[Start]

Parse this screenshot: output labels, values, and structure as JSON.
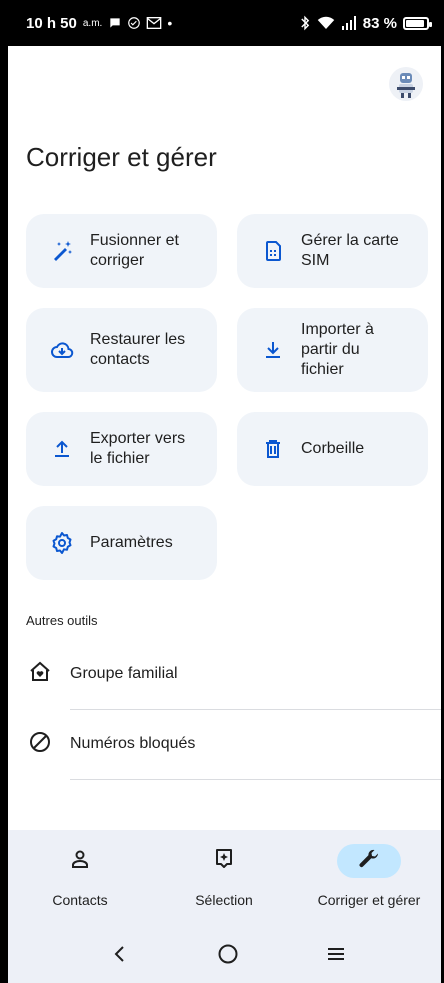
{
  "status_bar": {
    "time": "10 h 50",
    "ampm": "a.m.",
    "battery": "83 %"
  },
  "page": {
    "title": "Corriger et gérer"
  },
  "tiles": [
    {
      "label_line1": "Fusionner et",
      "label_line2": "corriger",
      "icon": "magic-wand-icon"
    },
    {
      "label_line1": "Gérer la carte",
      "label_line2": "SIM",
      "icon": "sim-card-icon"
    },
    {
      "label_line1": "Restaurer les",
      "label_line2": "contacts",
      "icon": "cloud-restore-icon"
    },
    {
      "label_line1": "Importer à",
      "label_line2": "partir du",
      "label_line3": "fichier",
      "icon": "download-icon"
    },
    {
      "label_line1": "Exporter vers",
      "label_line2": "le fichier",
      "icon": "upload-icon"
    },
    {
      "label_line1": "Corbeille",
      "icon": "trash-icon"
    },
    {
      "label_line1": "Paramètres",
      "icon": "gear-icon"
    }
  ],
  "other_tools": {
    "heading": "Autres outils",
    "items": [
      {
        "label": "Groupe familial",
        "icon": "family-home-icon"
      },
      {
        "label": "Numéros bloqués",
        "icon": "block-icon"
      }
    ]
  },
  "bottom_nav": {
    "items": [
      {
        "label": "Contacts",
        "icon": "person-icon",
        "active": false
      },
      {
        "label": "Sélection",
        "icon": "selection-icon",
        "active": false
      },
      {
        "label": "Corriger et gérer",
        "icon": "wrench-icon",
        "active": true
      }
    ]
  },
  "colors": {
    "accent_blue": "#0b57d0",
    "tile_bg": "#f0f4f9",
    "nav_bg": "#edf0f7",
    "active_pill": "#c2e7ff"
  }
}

[End]
[Start]

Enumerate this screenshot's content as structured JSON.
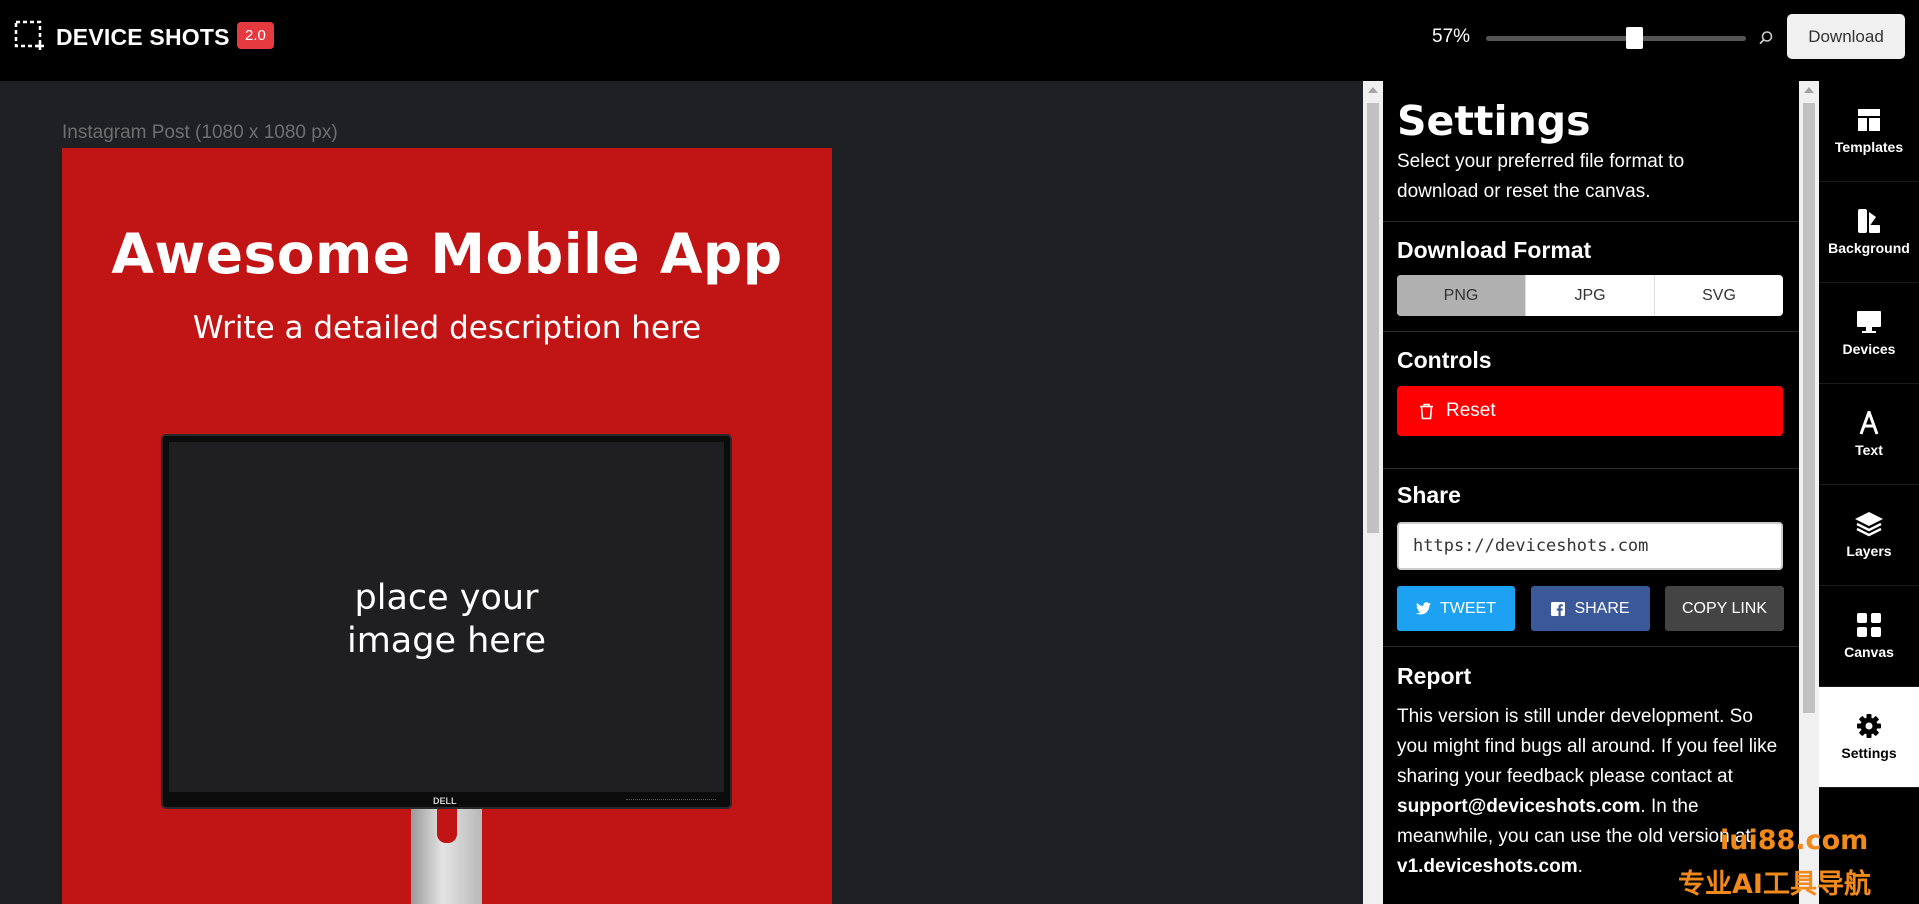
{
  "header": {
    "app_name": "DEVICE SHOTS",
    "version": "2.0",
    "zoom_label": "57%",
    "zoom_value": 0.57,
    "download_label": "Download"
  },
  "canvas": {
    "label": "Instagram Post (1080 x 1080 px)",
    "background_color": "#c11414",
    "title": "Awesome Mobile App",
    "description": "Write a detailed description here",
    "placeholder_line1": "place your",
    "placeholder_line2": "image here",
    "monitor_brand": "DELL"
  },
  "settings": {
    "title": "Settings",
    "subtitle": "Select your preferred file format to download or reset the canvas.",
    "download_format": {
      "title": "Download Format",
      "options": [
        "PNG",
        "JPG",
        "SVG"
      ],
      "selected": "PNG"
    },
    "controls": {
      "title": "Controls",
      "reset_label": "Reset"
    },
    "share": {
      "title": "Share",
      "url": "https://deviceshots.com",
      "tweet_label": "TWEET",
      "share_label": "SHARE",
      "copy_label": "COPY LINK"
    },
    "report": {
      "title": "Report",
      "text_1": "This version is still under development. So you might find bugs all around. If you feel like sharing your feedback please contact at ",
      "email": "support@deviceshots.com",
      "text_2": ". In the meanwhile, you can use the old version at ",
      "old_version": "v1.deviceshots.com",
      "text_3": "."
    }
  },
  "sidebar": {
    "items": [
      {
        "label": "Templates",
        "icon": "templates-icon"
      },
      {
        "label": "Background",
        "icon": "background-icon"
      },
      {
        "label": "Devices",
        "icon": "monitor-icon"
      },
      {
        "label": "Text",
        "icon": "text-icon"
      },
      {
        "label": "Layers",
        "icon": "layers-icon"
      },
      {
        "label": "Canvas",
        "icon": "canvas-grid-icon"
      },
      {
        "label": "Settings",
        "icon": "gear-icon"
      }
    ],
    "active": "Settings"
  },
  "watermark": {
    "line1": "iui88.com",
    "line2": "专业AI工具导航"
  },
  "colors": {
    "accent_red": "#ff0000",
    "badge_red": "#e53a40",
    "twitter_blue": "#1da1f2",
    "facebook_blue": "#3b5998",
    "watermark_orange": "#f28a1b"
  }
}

[End]

Your goal - Return a copy of every line that includes the word "screenshot".

The completed task -
Parse this screenshot: output labels, values, and structure as JSON.
Enumerate this screenshot's content as structured JSON.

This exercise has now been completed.